___ Page text ___

At the current $191 price, shares of Netflix (NFLX) are up 106% for 2013. At that pace the stock will end the year at $125,088 for a tasty 13,503% gain. Spoiler Alert!: it's not going to happen. To try to figure out alternative scenarios Breakout welcomed the Don of the Optionmonster.com family, Jon Najarian to explore the possibilities.

"I think this one is extended but it has managed a combination of squeezing shorts and a decent business model," Najarian says in the attached video. By business model Najarian isn't referring to the streaming business, where barriers to entry are stunningly low on the technology side. Netflix's real edge is in content and the price proposition for customers. For roughly the cost of an HBO or Showtime subscription consumers can get all of Netflix on-demand at all times.

The battle over content is where the real fight is. It's not clear if Netflix has deep enough pockets to bid against conglomerates for early rights to movies and TV shows. Instead the company is moving in another direction by branching into the production of original content.

___ Provided data ___

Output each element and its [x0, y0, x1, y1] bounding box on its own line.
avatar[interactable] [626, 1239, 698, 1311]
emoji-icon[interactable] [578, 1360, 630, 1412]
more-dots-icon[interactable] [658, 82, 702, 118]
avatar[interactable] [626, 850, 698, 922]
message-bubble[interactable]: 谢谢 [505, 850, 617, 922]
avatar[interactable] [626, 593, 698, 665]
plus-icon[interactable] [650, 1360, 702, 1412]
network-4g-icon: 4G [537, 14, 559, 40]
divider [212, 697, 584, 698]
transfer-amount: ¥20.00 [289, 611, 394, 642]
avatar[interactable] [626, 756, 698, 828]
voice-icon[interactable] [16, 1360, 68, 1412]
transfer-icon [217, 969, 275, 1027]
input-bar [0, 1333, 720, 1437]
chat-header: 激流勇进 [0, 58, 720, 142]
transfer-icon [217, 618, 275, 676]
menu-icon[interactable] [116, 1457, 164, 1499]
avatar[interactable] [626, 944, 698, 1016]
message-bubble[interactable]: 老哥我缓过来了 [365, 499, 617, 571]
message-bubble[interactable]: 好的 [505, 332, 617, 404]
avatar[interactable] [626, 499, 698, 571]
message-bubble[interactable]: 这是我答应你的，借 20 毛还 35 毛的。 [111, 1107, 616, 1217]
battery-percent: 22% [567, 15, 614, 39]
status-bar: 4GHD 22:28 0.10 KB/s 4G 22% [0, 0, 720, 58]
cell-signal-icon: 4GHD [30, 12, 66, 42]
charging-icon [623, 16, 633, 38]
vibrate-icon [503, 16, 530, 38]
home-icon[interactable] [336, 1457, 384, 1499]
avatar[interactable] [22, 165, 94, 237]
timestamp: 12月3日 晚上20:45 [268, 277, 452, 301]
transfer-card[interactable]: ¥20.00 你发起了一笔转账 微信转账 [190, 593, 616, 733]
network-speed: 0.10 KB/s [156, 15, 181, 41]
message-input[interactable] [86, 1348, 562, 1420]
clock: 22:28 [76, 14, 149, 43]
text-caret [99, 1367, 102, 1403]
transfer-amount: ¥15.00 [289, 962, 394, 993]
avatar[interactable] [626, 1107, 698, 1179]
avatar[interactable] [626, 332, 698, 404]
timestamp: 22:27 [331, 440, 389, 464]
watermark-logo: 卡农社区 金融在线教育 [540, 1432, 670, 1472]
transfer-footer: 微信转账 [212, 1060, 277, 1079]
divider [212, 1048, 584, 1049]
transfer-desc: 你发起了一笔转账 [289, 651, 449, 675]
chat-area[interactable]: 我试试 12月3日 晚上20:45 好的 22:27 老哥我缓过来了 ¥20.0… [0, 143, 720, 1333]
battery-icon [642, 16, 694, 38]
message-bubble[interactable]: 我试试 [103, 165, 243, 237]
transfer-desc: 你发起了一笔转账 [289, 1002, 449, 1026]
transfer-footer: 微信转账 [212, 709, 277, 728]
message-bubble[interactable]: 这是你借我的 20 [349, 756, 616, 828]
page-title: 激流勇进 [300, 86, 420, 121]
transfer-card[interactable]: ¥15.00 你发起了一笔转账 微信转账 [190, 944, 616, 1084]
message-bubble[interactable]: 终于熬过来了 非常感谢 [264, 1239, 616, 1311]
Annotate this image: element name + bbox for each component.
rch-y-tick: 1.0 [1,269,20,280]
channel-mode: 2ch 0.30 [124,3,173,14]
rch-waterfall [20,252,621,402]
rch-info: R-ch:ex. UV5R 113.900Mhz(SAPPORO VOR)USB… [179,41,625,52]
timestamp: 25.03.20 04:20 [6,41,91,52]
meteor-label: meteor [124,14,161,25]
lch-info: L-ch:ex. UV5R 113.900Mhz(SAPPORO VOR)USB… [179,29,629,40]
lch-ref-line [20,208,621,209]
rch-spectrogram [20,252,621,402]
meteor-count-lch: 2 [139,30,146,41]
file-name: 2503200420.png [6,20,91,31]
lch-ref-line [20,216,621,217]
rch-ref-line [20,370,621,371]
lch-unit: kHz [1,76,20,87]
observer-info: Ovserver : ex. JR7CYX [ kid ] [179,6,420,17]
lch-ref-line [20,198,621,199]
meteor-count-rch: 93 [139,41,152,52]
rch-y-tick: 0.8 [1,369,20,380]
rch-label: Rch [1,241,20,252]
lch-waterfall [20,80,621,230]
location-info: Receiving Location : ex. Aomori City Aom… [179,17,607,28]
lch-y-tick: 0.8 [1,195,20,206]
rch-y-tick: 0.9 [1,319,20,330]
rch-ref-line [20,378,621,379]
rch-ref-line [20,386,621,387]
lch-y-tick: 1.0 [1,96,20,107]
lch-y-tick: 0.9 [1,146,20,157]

___

== Requirements ==
(1) Change every "message-bubble" to "chat-bubble" in the dataset excerpt rows, from the first row up to and including the row with "battery-percent: 22% [567, 15, 614, 39]". Give those rows again with nothing else altered.
(2) Continue the article on Netflix shares from where it stops.

== Task-by-task answers ==
(1)
Output each element and its [x0, y0, x1, y1] bounding box on its own line.
avatar[interactable] [626, 1239, 698, 1311]
emoji-icon[interactable] [578, 1360, 630, 1412]
more-dots-icon[interactable] [658, 82, 702, 118]
avatar[interactable] [626, 850, 698, 922]
chat-bubble[interactable]: 谢谢 [505, 850, 617, 922]
avatar[interactable] [626, 593, 698, 665]
plus-icon[interactable] [650, 1360, 702, 1412]
network-4g-icon: 4G [537, 14, 559, 40]
divider [212, 697, 584, 698]
transfer-amount: ¥20.00 [289, 611, 394, 642]
avatar[interactable] [626, 756, 698, 828]
voice-icon[interactable] [16, 1360, 68, 1412]
transfer-icon [217, 969, 275, 1027]
input-bar [0, 1333, 720, 1437]
chat-header: 激流勇进 [0, 58, 720, 142]
transfer-icon [217, 618, 275, 676]
menu-icon[interactable] [116, 1457, 164, 1499]
avatar[interactable] [626, 944, 698, 1016]
chat-bubble[interactable]: 老哥我缓过来了 [365, 499, 617, 571]
chat-bubble[interactable]: 好的 [505, 332, 617, 404]
avatar[interactable] [626, 499, 698, 571]
chat-bubble[interactable]: 这是我答应你的，借 20 毛还 35 毛的。 [111, 1107, 616, 1217]
battery-percent: 22% [567, 15, 614, 39]

(2)
So far the results have been mixed. "Lilyhammer," a fish-out-of-water tale staring Steven Van Zandt as a mobster exiled to Norway, was a flop. In contrast the recently aired series "House of Cards" staring Kevin Spacey was a huge critical success.

Creative success is difficult enough. Netflix also has to deal with economic realities associated with producing shows. "House of Cards" reportedly cost the company $100 million dollars just to secure the talent. Industry experts say cheapest shows run about $3.8 million per episode. In contrast "House of Cards" started with a $4.5 million budget and high profile director David Fincher "took it way above that."

Streaming and making movies and television shows are two cut throat businesses. The streets of Hollywood are littered with the discarded dreams of people who thought they could make a great television show. If Netflix misses a step Wall Street could be cruel.

Najarian notes that Netflix is back to the same number of subscribers it had when the stock was trading at $300 but the landscape has changed. The company is now facing competition from WalMart's (WMT) VUDU, Amazon (AMZN) and possibly Apple (AAPL).

With the endless uncertainties facing the industry an argument could be made to justify anything from $50 - $500 as a "fair value" for Netflix. The stock isn't going to end the year at $125,000 by New Year's Eve but we can be sure of little else. If only the company could generate content with such suspense.